# [CHALLENGE]
List all the lines in these records that hold "Word".

------------------------------------

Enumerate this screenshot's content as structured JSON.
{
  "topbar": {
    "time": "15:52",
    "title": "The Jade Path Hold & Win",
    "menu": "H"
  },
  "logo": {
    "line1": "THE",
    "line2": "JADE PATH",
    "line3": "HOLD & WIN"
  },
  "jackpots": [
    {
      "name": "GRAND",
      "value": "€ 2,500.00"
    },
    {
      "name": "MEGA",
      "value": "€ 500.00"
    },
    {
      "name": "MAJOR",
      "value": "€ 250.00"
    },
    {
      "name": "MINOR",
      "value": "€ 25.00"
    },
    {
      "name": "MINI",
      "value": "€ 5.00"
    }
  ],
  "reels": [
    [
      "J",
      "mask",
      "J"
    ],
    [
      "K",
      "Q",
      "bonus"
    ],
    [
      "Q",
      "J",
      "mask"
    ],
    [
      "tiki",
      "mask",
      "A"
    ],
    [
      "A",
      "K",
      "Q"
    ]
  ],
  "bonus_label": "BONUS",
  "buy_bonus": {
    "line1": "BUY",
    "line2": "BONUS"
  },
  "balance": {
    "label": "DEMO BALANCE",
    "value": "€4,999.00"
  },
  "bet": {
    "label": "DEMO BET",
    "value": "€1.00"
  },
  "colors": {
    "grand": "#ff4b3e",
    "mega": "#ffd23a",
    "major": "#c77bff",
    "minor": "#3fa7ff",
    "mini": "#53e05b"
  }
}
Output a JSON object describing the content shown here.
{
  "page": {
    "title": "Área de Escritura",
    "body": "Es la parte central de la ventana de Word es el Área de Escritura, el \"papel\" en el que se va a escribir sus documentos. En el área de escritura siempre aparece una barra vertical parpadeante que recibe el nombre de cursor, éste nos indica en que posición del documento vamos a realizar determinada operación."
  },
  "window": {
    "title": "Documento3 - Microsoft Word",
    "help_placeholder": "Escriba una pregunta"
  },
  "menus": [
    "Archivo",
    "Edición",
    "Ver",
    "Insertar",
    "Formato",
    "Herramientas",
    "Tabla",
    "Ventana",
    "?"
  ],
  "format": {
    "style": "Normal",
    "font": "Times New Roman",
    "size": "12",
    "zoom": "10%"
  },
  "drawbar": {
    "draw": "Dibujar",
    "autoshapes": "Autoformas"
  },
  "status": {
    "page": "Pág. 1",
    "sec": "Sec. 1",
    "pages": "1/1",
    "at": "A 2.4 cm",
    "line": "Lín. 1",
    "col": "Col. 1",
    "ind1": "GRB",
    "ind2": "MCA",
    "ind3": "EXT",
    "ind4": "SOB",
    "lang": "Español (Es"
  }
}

------------------------------------

# [TASK ANSWER]
    "body": "Es la parte central de la ventana de Word es el Área de Escritura, el \"papel\" en el que se va a escribir sus documentos. En el área de escritura siempre aparece una barra vertical parpadeante que recibe el nombre de cursor, éste nos indica en que posición del documento vamos a realizar determinada operación."
    "title": "Documento3 - Microsoft Word",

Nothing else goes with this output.